• **Job**
Each record must be retyped in full. No character may differ.

··· Records for this task ···

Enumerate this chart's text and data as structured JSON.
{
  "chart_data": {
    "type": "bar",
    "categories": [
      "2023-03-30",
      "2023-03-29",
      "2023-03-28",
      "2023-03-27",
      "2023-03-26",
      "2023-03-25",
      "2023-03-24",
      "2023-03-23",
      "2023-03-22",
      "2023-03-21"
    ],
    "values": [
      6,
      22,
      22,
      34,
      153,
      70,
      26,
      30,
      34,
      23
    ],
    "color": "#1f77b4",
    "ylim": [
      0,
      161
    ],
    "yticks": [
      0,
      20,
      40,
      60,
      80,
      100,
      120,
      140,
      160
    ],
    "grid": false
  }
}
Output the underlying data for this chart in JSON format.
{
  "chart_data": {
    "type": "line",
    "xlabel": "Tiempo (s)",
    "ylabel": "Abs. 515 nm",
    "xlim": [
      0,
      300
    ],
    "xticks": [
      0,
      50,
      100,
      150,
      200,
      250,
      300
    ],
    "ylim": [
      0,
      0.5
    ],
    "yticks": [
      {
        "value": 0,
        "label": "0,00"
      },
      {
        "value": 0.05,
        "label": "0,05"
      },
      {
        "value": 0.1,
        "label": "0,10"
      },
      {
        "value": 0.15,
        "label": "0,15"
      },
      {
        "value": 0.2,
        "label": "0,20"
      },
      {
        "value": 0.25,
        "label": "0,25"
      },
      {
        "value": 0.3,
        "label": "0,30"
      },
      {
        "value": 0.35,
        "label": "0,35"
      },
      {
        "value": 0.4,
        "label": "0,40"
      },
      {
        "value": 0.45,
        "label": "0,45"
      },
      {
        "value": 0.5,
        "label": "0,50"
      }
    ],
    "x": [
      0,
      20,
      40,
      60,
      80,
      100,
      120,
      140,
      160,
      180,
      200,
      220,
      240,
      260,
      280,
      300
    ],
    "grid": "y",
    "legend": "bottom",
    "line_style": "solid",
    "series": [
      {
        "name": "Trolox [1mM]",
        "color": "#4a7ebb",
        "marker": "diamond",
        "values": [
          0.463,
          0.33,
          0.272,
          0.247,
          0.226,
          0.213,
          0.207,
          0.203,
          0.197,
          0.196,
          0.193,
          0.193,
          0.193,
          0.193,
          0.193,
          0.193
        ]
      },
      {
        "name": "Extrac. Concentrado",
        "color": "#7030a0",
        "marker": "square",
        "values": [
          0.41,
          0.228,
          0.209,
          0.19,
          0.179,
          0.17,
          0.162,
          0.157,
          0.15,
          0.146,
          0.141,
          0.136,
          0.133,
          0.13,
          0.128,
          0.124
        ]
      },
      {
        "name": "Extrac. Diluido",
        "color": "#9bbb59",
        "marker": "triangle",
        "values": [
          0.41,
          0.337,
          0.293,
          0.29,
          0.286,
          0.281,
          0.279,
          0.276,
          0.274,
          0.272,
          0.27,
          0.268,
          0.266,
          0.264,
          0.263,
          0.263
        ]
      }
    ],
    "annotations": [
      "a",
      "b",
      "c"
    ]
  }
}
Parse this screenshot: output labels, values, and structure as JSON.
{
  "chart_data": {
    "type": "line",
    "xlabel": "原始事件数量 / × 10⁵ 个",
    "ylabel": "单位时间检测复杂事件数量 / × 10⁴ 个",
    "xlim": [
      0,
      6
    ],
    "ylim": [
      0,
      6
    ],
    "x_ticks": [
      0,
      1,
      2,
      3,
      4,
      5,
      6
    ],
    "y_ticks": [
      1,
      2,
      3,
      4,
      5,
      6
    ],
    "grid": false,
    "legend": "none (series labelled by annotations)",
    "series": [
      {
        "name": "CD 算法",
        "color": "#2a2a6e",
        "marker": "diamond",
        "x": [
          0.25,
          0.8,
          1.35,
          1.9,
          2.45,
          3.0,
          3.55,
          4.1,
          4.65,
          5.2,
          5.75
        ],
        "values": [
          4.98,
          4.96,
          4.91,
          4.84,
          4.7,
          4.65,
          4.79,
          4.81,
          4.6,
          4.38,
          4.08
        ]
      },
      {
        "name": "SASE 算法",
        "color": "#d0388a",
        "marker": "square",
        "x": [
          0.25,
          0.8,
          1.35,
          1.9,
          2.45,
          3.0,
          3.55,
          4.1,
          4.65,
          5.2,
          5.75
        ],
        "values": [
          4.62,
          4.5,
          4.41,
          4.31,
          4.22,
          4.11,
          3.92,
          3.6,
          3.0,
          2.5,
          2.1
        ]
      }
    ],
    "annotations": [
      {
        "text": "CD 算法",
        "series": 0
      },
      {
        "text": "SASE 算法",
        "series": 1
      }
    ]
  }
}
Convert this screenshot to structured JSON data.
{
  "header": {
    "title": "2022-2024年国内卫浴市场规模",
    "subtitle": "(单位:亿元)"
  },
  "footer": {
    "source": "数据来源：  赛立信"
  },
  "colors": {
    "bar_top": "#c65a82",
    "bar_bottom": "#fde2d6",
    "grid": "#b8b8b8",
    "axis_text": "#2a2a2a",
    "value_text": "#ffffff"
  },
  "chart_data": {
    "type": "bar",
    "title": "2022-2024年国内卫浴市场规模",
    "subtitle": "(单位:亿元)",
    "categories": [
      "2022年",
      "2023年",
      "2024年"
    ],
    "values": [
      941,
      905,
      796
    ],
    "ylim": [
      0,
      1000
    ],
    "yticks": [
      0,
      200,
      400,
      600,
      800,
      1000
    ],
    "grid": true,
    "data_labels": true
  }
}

···

• **Task answer**
Enumerate this chart's text and data as structured JSON.
{
  "chart_data": {
    "type": "bar",
    "categories": [
      "2023-03-30",
      "2023-03-29",
      "2023-03-28",
      "2023-03-27",
      "2023-03-26",
      "2023-03-25",
      "2023-03-24",
      "2023-03-23",
      "2023-03-22",
      "2023-03-21"
    ],
    "values": [
      6,
      22,
      22,
      34,
      153,
      70,
      26,
      30,
      34,
      23
    ],
    "color": "#1f77b4",
    "ylim": [
      0,
      161
    ],
    "yticks": [
      0,
      20,
      40,
      60,
      80,
      100,
      120,
      140,
      160
    ],
    "grid": false
  }
}
Output the underlying data for this chart in JSON format.
{
  "chart_data": {
    "type": "line",
    "xlabel": "Tiempo (s)",
    "ylabel": "Abs. 515 nm",
    "xlim": [
      0,
      300
    ],
    "xticks": [
      0,
      50,
      100,
      150,
      200,
      250,
      300
    ],
    "ylim": [
      0,
      0.5
    ],
    "yticks": [
      {
        "value": 0,
        "label": "0,00"
      },
      {
        "value": 0.05,
        "label": "0,05"
      },
      {
        "value": 0.1,
        "label": "0,10"
      },
      {
        "value": 0.15,
        "label": "0,15"
      },
      {
        "value": 0.2,
        "label": "0,20"
      },
      {
        "value": 0.25,
        "label": "0,25"
      },
      {
        "value": 0.3,
        "label": "0,30"
      },
      {
        "value": 0.35,
        "label": "0,35"
      },
      {
        "value": 0.4,
        "label": "0,40"
      },
      {
        "value": 0.45,
        "label": "0,45"
      },
      {
        "value": 0.5,
        "label": "0,50"
      }
    ],
    "x": [
      0,
      20,
      40,
      60,
      80,
      100,
      120,
      140,
      160,
      180,
      200,
      220,
      240,
      260,
      280,
      300
    ],
    "grid": "y",
    "legend": "bottom",
    "line_style": "solid",
    "series": [
      {
        "name": "Trolox [1mM]",
        "color": "#4a7ebb",
        "marker": "diamond",
        "values": [
          0.463,
          0.33,
          0.272,
          0.247,
          0.226,
          0.213,
          0.207,
          0.203,
          0.197,
          0.196,
          0.193,
          0.193,
          0.193,
          0.193,
          0.193,
          0.193
        ]
      },
      {
        "name": "Extrac. Concentrado",
        "color": "#7030a0",
        "marker": "square",
        "values": [
          0.41,
          0.228,
          0.209,
          0.19,
          0.179,
          0.17,
          0.162,
          0.157,
          0.15,
          0.146,
          0.141,
          0.136,
          0.133,
          0.13,
          0.128,
          0.124
        ]
      },
      {
        "name": "Extrac. Diluido",
        "color": "#9bbb59",
        "marker": "triangle",
        "values": [
          0.41,
          0.337,
          0.293,
          0.29,
          0.286,
          0.281,
          0.279,
          0.276,
          0.274,
          0.272,
          0.27,
          0.268,
          0.266,
          0.264,
          0.263,
          0.263
        ]
      }
    ],
    "annotations": [
      "a",
      "b",
      "c"
    ]
  }
}
Parse this screenshot: output labels, values, and structure as JSON.
{
  "chart_data": {
    "type": "line",
    "xlabel": "原始事件数量 / × 10⁵ 个",
    "ylabel": "单位时间检测复杂事件数量 / × 10⁴ 个",
    "xlim": [
      0,
      6
    ],
    "ylim": [
      0,
      6
    ],
    "x_ticks": [
      0,
      1,
      2,
      3,
      4,
      5,
      6
    ],
    "y_ticks": [
      1,
      2,
      3,
      4,
      5,
      6
    ],
    "grid": false,
    "legend": "none (series labelled by annotations)",
    "series": [
      {
        "name": "CD 算法",
        "color": "#2a2a6e",
        "marker": "diamond",
        "x": [
          0.25,
          0.8,
          1.35,
          1.9,
          2.45,
          3.0,
          3.55,
          4.1,
          4.65,
          5.2,
          5.75
        ],
        "values": [
          4.98,
          4.96,
          4.91,
          4.84,
          4.7,
          4.65,
          4.79,
          4.81,
          4.6,
          4.38,
          4.08
        ]
      },
      {
        "name": "SASE 算法",
        "color": "#d0388a",
        "marker": "square",
        "x": [
          0.25,
          0.8,
          1.35,
          1.9,
          2.45,
          3.0,
          3.55,
          4.1,
          4.65,
          5.2,
          5.75
        ],
        "values": [
          4.62,
          4.5,
          4.41,
          4.31,
          4.22,
          4.11,
          3.92,
          3.6,
          3.0,
          2.5,
          2.1
        ]
      }
    ],
    "annotations": [
      {
        "text": "CD 算法",
        "series": 0
      },
      {
        "text": "SASE 算法",
        "series": 1
      }
    ]
  }
}
Convert this screenshot to structured JSON data.
{
  "header": {
    "title": "2022-2024年国内卫浴市场规模",
    "subtitle": "(单位:亿元)"
  },
  "footer": {
    "source": "数据来源：  赛立信"
  },
  "colors": {
    "bar_top": "#c65a82",
    "bar_bottom": "#fde2d6",
    "grid": "#b8b8b8",
    "axis_text": "#2a2a2a",
    "value_text": "#ffffff"
  },
  "chart_data": {
    "type": "bar",
    "title": "2022-2024年国内卫浴市场规模",
    "subtitle": "(单位:亿元)",
    "categories": [
      "2022年",
      "2023年",
      "2024年"
    ],
    "values": [
      941,
      905,
      796
    ],
    "ylim": [
      0,
      1000
    ],
    "yticks": [
      0,
      200,
      400,
      600,
      800,
      1000
    ],
    "grid": true,
    "data_labels": true
  }
}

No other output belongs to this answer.